Filter the entries, keeping every line with the word "比咖啡还有效".

---------- Records supplied

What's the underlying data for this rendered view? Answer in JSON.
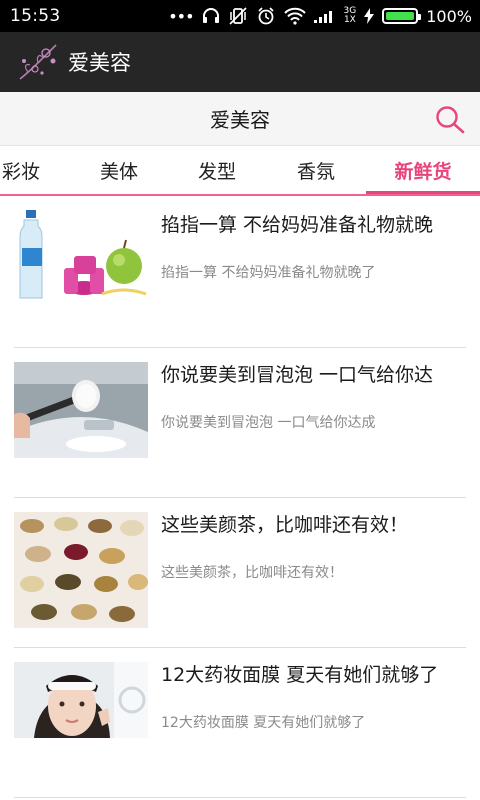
{
  "status_bar": {
    "time": "15:53",
    "network_label": "3G",
    "network_sublabel": "1X",
    "battery_percent_text": "100%",
    "battery_level": 1.0
  },
  "app_bar": {
    "title": "爱美容"
  },
  "sub_header": {
    "title": "爱美容"
  },
  "tabs": [
    {
      "label": "彩妆",
      "active": false
    },
    {
      "label": "美体",
      "active": false
    },
    {
      "label": "发型",
      "active": false
    },
    {
      "label": "香氛",
      "active": false
    },
    {
      "label": "新鲜货",
      "active": true
    }
  ],
  "articles": [
    {
      "title": "掐指一算 不给妈妈准备礼物就晚",
      "summary": "掐指一算 不给妈妈准备礼物就晚了"
    },
    {
      "title": "你说要美到冒泡泡 一口气给你达",
      "summary": "你说要美到冒泡泡 一口气给你达成"
    },
    {
      "title": "这些美颜茶，比咖啡还有效！",
      "summary": "这些美颜茶，比咖啡还有效！"
    },
    {
      "title": "12大药妆面膜 夏天有她们就够了",
      "summary": "12大药妆面膜 夏天有她们就够了"
    }
  ],
  "colors": {
    "accent": "#e8457d",
    "app_bar": "#262626",
    "status_bar": "#000000",
    "battery": "#3fe24a"
  }
}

--------------------

**The completed task**.
      "title": "这些美颜茶，比咖啡还有效！",
      "summary": "这些美颜茶，比咖啡还有效！"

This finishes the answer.